= Challenge =
Give only the number of lines in the data that include the string "name".

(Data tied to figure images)
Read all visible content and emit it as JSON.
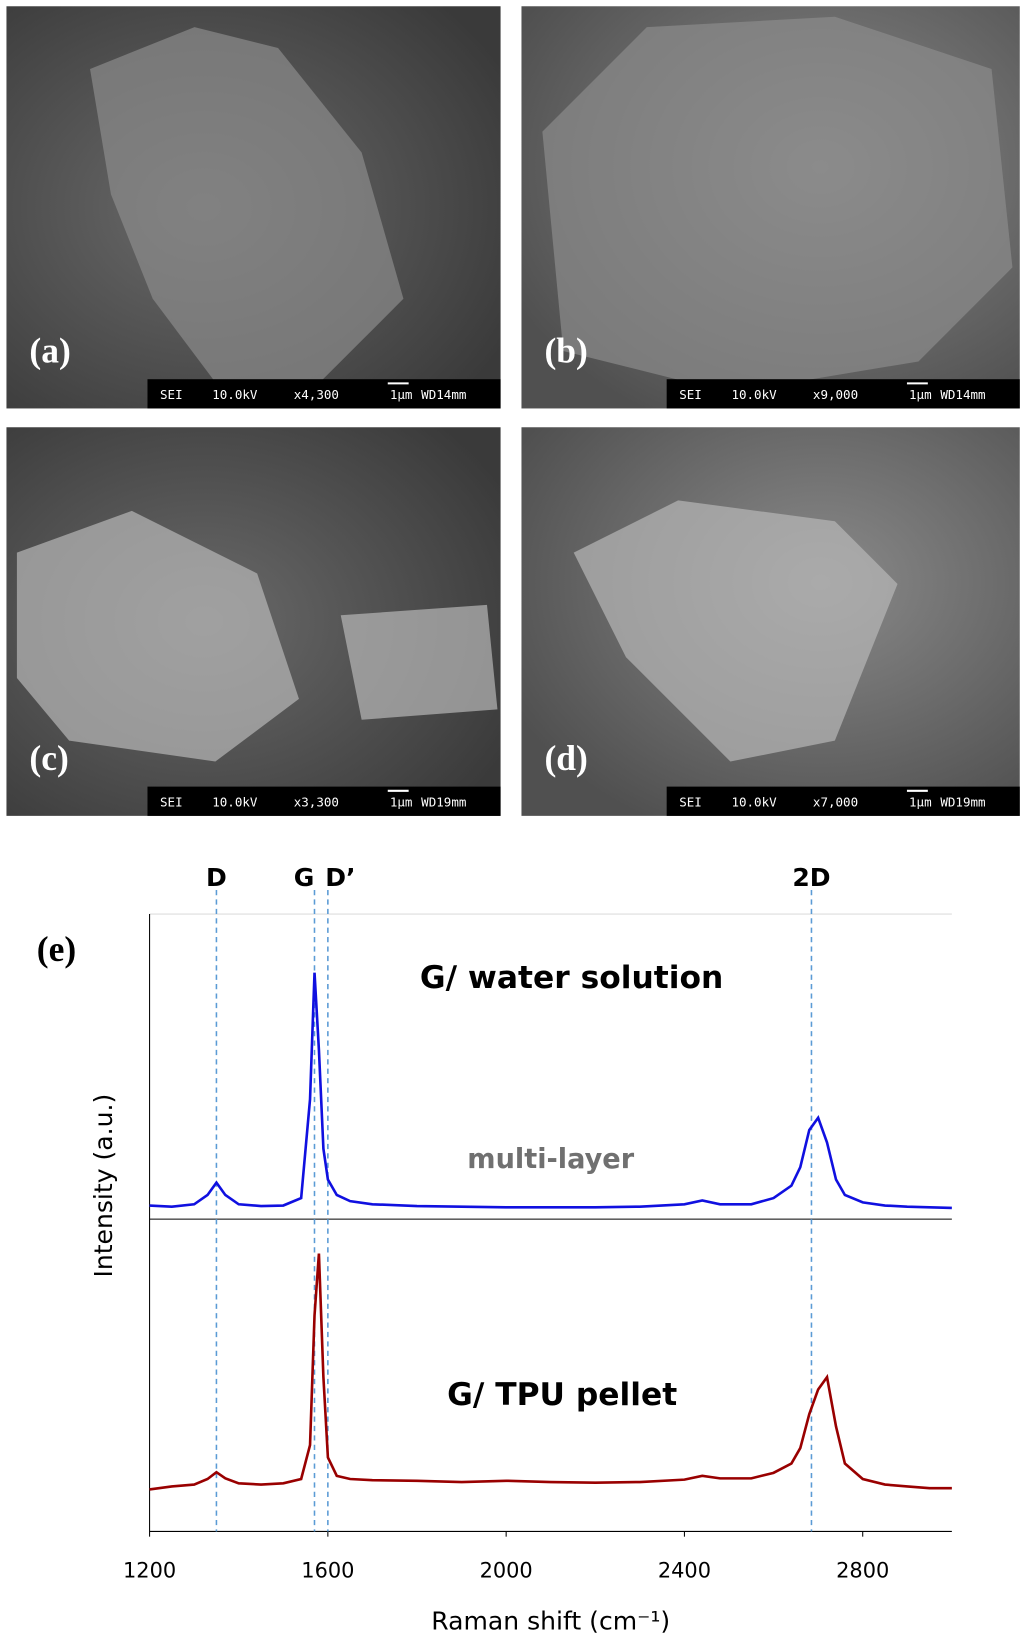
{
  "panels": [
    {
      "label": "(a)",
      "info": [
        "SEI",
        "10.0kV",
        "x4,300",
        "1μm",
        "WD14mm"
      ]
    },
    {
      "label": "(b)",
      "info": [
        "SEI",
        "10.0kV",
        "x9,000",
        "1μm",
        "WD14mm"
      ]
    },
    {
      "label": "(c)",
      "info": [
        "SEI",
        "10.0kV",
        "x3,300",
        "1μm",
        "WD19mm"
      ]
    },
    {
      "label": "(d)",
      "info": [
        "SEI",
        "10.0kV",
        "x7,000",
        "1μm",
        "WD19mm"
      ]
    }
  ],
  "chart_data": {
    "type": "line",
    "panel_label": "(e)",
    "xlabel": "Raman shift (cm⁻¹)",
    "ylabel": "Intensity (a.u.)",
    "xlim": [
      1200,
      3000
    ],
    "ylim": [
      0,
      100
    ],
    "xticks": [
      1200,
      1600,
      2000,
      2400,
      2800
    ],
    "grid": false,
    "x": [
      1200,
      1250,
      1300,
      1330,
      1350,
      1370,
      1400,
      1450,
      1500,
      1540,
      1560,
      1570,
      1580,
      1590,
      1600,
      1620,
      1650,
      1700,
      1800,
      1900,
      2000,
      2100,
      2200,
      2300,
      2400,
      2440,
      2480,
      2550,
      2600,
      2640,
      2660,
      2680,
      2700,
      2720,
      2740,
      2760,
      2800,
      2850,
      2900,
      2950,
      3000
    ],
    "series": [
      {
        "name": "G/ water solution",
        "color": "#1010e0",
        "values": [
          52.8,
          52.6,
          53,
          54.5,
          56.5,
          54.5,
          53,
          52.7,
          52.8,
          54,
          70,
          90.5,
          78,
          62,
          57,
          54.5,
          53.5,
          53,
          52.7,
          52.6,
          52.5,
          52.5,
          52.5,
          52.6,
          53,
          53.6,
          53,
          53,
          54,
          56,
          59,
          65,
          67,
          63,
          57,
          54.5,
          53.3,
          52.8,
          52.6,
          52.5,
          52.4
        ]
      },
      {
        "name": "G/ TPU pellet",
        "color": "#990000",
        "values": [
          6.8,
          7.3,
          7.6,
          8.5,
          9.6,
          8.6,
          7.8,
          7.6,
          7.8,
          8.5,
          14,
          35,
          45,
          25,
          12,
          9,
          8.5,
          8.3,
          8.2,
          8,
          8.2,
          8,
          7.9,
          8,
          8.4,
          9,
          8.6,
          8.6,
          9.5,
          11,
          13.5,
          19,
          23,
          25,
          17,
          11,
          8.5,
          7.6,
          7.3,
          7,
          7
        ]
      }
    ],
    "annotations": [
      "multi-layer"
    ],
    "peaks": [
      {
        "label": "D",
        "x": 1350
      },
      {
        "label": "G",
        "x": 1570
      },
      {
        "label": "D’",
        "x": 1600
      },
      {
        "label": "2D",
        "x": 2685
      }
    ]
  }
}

= Exercise output =
2